**Arbeitsauftrag:** Nennen Sie alle Musikinstrumente, die im folgenden Interview über Originalklang erwähnt werden. Der Werktitel „Wohltemperiertes Klavier“ zählt nicht als Instrument.

**Ausgewählter Text:**
--

AZ: Frau Schornsheim, Originalklang-Verächter sagen: Jeder Komponist der Vergangenheit hätte doch immer die bestmöglichen Möglichkeiten genutzt, wenn es sie schon gegeben hätte! Warum sollte man ihn also heute auf alten Instrumenten in kleiner Besetzung spielen?

CHRISTINE SCHORNSHEIM: „Bestmöglich“ – ich mag den Begriff nicht. „Bestmöglich“ waren für Bach halt das Cembalo, Clavicord oder die Orgeln seiner Zeit. Hätte er einen Steinway-Flügel gekannt, hätte er auch genau dafür komponiert, aber eben etwas anderes. Also ist es sinnvoll, Musik auf Instrumenten zu spielen, für die sie komponiert wurde. Und „heutige“ Möglichkeiten sind auch nicht von sich aus „besser“ als die damaligen.

Aber Beethoven wollte doch immer mehr Volumen, als die Instrumente hergaben.

Aber da wurde ja dann auch in seiner Zeit das Klavier weiterentwickelt.

Sie selbst haben Bachs „Wohltemperiertes Klavier“ auf einem Cembalo eingespielt.

Ja, und es ist weder deutsch, sondern flämisch, noch aus Bachs Zeit, sondern von 1624. Aber das Instument hat einen so schönen Klang, dass es über die Schwierigkeiten des Werkes fast zauberhaft hinweghilft. Bach wollte zwei Dinge von einem Cembalo: Es sollte „singen“, statt trocken klingen, und „Klarheit“ haben, um das komplizierte Geflecht seiner Kompositionen zur Geltung zu bringen.

--

**Datensätze zur Regionsannotation:**
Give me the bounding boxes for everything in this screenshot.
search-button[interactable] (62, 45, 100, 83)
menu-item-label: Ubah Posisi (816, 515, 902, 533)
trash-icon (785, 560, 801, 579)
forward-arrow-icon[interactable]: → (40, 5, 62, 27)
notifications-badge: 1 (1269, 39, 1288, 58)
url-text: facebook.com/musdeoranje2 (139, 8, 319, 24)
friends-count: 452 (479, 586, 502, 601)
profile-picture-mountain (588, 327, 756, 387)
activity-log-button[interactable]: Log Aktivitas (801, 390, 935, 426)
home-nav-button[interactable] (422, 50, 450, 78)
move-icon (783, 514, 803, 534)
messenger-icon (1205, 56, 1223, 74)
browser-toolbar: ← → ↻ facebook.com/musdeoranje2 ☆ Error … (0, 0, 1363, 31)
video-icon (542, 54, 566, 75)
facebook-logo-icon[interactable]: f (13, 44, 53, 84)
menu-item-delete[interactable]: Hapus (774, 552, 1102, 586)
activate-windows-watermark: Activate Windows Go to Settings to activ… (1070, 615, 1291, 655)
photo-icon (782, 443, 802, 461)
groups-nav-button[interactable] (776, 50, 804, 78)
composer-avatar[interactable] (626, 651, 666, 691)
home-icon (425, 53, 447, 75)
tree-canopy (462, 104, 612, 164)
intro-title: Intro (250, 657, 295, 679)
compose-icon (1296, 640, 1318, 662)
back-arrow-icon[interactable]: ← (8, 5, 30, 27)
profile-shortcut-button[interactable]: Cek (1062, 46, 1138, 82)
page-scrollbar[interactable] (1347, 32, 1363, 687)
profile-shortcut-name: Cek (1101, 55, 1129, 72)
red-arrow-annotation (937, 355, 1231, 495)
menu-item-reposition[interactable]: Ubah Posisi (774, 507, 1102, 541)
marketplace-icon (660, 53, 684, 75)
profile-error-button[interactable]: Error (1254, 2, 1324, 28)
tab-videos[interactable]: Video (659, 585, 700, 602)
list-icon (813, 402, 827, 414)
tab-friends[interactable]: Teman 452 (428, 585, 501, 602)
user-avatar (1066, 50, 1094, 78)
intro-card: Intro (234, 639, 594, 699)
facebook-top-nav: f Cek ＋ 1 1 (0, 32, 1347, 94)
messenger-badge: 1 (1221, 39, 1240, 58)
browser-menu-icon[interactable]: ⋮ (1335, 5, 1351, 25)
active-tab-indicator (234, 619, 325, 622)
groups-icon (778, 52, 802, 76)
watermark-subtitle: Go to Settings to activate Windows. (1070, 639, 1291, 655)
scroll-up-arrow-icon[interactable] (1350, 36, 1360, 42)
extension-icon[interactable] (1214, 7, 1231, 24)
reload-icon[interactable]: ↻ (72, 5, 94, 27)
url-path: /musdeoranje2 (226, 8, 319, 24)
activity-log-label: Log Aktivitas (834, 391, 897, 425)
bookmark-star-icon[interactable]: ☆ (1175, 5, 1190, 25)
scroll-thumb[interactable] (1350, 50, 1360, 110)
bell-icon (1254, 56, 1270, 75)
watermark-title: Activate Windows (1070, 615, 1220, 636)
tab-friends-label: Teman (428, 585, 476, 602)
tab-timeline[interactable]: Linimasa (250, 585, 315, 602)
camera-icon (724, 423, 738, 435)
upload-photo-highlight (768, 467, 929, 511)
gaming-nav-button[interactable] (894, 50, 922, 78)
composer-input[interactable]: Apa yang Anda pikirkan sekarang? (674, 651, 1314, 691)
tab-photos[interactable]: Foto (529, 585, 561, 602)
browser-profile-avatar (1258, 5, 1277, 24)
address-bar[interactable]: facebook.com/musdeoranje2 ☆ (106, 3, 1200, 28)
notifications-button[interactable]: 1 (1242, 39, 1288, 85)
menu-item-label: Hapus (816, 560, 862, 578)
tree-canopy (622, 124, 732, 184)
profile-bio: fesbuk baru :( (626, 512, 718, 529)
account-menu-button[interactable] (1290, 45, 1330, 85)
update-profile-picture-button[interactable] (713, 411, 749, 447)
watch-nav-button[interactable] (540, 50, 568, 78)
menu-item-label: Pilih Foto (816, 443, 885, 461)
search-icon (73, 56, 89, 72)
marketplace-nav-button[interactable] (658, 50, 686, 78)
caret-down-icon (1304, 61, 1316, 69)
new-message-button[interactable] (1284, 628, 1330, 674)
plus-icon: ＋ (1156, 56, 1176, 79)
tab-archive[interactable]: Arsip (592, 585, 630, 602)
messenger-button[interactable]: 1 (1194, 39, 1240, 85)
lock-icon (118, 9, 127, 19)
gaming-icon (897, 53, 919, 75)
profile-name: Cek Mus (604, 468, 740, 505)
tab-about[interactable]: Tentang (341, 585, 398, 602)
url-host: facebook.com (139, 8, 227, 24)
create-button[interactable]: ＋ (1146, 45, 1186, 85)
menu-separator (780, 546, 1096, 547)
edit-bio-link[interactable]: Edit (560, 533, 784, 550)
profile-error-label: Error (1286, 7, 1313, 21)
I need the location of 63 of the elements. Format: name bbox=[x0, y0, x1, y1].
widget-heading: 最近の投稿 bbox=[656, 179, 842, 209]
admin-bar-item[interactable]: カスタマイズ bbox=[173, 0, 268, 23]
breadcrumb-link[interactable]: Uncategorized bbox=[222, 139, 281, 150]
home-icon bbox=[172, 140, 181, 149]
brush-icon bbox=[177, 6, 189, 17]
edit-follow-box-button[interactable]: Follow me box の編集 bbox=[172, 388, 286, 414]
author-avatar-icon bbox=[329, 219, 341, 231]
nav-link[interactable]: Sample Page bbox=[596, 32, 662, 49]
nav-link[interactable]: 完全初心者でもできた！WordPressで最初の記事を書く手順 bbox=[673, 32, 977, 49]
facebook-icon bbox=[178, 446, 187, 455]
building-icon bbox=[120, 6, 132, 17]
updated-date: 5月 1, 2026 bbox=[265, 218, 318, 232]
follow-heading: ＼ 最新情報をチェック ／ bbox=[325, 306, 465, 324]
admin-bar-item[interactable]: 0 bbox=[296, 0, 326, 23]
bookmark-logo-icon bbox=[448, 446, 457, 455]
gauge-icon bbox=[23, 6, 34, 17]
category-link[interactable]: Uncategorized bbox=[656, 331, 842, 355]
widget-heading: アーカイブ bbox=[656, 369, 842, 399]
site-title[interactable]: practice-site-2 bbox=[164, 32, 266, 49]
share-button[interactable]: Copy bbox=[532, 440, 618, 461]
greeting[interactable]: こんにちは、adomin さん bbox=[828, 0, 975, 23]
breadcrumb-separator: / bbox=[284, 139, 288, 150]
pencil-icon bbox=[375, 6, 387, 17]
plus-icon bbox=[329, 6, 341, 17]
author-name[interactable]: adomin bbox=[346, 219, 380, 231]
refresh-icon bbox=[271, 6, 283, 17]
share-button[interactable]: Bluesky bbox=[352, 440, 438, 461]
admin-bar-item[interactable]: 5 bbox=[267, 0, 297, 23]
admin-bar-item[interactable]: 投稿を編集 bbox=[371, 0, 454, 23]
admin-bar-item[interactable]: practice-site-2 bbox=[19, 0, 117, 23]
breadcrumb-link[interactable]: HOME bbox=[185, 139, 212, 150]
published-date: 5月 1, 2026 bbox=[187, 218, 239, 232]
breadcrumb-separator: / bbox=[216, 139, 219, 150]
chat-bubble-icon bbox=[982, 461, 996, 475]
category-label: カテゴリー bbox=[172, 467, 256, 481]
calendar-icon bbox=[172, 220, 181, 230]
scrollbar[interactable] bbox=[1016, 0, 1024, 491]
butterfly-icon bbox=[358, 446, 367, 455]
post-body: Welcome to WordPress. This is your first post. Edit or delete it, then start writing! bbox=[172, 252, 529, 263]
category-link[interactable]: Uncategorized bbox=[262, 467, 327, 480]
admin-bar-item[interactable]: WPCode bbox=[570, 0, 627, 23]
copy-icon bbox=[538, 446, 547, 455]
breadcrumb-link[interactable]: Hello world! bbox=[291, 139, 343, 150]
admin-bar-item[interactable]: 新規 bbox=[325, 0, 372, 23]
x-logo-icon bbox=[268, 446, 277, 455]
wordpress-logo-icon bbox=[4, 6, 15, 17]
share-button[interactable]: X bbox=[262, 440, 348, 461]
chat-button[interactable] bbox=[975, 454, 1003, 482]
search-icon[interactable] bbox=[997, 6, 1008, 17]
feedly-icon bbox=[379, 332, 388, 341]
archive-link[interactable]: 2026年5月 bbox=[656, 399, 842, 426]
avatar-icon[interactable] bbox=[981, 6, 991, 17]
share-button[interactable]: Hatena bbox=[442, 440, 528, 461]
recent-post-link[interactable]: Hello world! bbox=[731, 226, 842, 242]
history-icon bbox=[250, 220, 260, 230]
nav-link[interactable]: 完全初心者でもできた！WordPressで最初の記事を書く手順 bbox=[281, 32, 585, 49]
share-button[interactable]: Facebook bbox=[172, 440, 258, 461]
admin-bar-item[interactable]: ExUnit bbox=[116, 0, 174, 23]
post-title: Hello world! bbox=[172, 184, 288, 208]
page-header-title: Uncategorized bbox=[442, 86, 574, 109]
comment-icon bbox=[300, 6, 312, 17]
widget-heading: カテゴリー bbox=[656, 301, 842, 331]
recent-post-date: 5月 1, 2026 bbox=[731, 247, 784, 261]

--

**Schriftliche Antwort:**
Im Interview über Originalklang werden diese Musikinstrumente erwähnt:
- Cembalo
- Clavicord
- Orgeln
- Steinway-Flügel
- Klavier